Consigne:
Résumez en deux phrases le texte sur la balade du 27 décembre.

══ Texte à lire

Ce 27 décembre dans le blizzard des résineux, ce fût une balade juste avant de reprendre la route pour l’Ouest le soir. J’étais comme hébété, non par le froid mais par l’absence de pensée, ne pas comprendre pourquoi j’y retournais. J’y revenais, et c’était tout, sans une raison valablement construite. Je revois le sol blanchi, je revois le vent. Oui je le voyais, ce mouvement invisible. A défaut de voir ou percevoir le mien… Les grands arbres sifflaient, complètement nus, juste le tronc, les branches, la résine au ralenti au-dedans. Le plus pur dépouillement sous le blizzard, étrange état de vulnérabilité.
Maintenant à chaque fois que je passe à vélo et que je pense à vous, c’est au bout de l’effort d’une longue côte comme je les aime, baignée d’ombre, de noms étranges comme ce Vente-rouge. Vente-rouge au crépuscule de cycles, il y a des symboles moins évocateurs.
Le 27 décembre il ventait blanc, j’étais une page sur laquelle je n’écrivais qu’à peine. Or sous le vent ou sur la page, là aussi il faut faire face. Dans la nuit, sous la neige, j’étais parti ensuite. La neige était tombée exactement à l’heure de mon départ. Était-ce pour m’empêcher ?
Depuis toutes ces fois que je passe au col, je sais maintenant qu’il se trouve sur… une frontière, entre deux départements. Là aussi, il y a des choses moins évocatrices. Ainsi, à la fin du cycle précédent, je suis allé me balader dans un blizzard de pensées, en décembre d’idées, sur une crète marquant… une frontière.
Désormais je repasse à ce col à vélo, pour l’effort d’aller, de me vaincre plus que je ne vaincs la pente -puisqu’elle sera toujours là après, comme une pensée- où les chemins se croisent, où je passe et repasse la frontière.
Le 27 décembre, même si je t’avais dit que je partais, que j’étais parti un peu déjà, je savais tout au fond avoir encore la possibilité de revenir, te prendre la main, vous reprendre la main, s’emmener vers un futur. Nous n’étions pas loin dans le temps, pas loin non plus dans le pays. Pourtant, hébété à la frontière, à la croisée des chemins, j’ai traversé, pris celui d’un autre cycle.
Par curiosité, je viens de regarder une carte, de là où se situe le Col de la Croix de Chèvre. J’ai écrit une bêtise, ce ne sont pas deux départements que sépare cette frontière, mais trois. Il y a des chiffres moins provocateurs.

════
══ Données fournies

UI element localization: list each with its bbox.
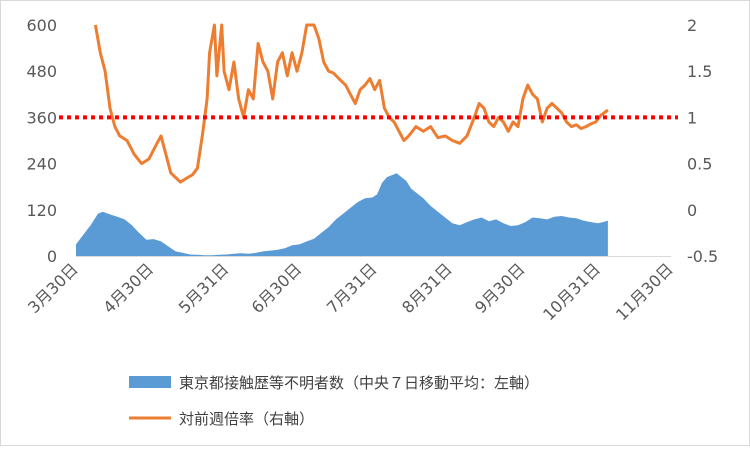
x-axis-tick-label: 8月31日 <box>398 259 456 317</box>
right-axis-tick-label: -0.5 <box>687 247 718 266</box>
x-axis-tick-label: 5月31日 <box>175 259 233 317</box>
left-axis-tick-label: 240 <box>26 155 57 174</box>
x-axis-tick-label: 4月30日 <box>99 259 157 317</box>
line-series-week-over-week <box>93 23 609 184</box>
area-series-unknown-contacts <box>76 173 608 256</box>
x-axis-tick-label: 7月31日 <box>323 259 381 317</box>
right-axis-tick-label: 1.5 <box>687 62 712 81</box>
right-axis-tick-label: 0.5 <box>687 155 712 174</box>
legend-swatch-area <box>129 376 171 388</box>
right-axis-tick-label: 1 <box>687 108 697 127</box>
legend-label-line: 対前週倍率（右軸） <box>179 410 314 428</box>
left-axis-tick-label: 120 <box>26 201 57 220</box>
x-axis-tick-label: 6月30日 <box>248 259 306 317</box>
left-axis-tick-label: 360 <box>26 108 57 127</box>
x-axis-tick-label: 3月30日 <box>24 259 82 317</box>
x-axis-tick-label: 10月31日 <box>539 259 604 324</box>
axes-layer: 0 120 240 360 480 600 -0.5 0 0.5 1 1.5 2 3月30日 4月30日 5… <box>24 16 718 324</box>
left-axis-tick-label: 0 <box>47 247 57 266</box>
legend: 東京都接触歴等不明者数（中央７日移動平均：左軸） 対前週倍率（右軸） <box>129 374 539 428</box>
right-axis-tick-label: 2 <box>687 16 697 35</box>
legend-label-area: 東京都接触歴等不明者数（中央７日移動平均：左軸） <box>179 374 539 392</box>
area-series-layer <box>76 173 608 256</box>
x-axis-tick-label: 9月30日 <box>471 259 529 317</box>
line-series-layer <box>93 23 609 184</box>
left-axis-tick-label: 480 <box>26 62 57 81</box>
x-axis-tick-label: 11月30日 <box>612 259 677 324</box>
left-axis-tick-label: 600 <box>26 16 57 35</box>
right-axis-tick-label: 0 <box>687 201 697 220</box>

════

Résultat attendu:
Le 27 décembre, le narrateur s'est promené, hébété, dans le blizzard des résineux juste avant de reprendre la route pour l'Ouest, puis il est parti dans la nuit, sous la neige. Repassant désormais le col à vélo, il sait que celui-ci se trouve sur une frontière, où il a traversé pour prendre le chemin d'un autre cycle, et une carte lui apprend que cette frontière sépare non pas deux mais trois départements.